SHORT TASK: Can you quote the records below in full, word for word?

RECORDED DATA:
::::

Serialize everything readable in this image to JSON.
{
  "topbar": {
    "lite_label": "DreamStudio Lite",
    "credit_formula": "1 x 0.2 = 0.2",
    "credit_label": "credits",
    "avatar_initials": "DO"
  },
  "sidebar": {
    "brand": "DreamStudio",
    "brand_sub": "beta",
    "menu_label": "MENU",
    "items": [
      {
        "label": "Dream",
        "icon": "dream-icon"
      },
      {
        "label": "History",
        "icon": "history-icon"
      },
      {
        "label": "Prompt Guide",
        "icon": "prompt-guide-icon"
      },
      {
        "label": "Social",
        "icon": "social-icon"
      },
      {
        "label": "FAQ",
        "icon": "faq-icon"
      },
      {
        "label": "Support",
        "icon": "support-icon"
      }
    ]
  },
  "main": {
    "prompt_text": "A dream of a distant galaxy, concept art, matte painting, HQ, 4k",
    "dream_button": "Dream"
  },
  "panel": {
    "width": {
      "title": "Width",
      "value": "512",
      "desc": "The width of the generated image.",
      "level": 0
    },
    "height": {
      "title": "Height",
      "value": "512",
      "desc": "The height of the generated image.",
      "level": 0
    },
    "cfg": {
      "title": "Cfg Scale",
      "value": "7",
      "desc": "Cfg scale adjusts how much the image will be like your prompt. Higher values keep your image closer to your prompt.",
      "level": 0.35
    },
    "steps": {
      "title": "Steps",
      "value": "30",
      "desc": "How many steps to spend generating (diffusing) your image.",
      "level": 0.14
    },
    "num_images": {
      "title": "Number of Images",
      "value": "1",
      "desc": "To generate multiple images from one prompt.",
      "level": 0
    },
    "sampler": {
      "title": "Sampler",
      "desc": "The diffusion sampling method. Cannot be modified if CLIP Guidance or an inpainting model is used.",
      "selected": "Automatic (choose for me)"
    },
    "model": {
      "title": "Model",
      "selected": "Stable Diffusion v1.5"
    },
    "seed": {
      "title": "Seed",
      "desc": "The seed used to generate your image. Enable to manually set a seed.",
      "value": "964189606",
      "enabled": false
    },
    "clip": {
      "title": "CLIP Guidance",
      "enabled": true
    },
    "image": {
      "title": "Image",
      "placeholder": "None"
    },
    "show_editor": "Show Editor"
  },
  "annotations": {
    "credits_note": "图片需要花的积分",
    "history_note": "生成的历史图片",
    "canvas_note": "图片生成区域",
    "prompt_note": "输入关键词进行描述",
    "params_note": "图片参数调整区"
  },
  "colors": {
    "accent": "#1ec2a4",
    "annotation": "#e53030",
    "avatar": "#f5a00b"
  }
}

::::

TASK SOLUTION:
Serialize everything readable in this image to JSON.
{
  "topbar": {
    "lite_label": "DreamStudio Lite",
    "credit_formula": "1 x 0.2 = 0.2",
    "credit_label": "credits",
    "avatar_initials": "DO"
  },
  "sidebar": {
    "brand": "DreamStudio",
    "brand_sub": "beta",
    "menu_label": "MENU",
    "items": [
      {
        "label": "Dream",
        "icon": "dream-icon"
      },
      {
        "label": "History",
        "icon": "history-icon"
      },
      {
        "label": "Prompt Guide",
        "icon": "prompt-guide-icon"
      },
      {
        "label": "Social",
        "icon": "social-icon"
      },
      {
        "label": "FAQ",
        "icon": "faq-icon"
      },
      {
        "label": "Support",
        "icon": "support-icon"
      }
    ]
  },
  "main": {
    "prompt_text": "A dream of a distant galaxy, concept art, matte painting, HQ, 4k",
    "dream_button": "Dream"
  },
  "panel": {
    "width": {
      "title": "Width",
      "value": "512",
      "desc": "The width of the generated image.",
      "level": 0
    },
    "height": {
      "title": "Height",
      "value": "512",
      "desc": "The height of the generated image.",
      "level": 0
    },
    "cfg": {
      "title": "Cfg Scale",
      "value": "7",
      "desc": "Cfg scale adjusts how much the image will be like your prompt. Higher values keep your image closer to your prompt.",
      "level": 0.35
    },
    "steps": {
      "title": "Steps",
      "value": "30",
      "desc": "How many steps to spend generating (diffusing) your image.",
      "level": 0.14
    },
    "num_images": {
      "title": "Number of Images",
      "value": "1",
      "desc": "To generate multiple images from one prompt.",
      "level": 0
    },
    "sampler": {
      "title": "Sampler",
      "desc": "The diffusion sampling method. Cannot be modified if CLIP Guidance or an inpainting model is used.",
      "selected": "Automatic (choose for me)"
    },
    "model": {
      "title": "Model",
      "selected": "Stable Diffusion v1.5"
    },
    "seed": {
      "title": "Seed",
      "desc": "The seed used to generate your image. Enable to manually set a seed.",
      "value": "964189606",
      "enabled": false
    },
    "clip": {
      "title": "CLIP Guidance",
      "enabled": true
    },
    "image": {
      "title": "Image",
      "placeholder": "None"
    },
    "show_editor": "Show Editor"
  },
  "annotations": {
    "credits_note": "图片需要花的积分",
    "history_note": "生成的历史图片",
    "canvas_note": "图片生成区域",
    "prompt_note": "输入关键词进行描述",
    "params_note": "图片参数调整区"
  },
  "colors": {
    "accent": "#1ec2a4",
    "annotation": "#e53030",
    "avatar": "#f5a00b"
  }
}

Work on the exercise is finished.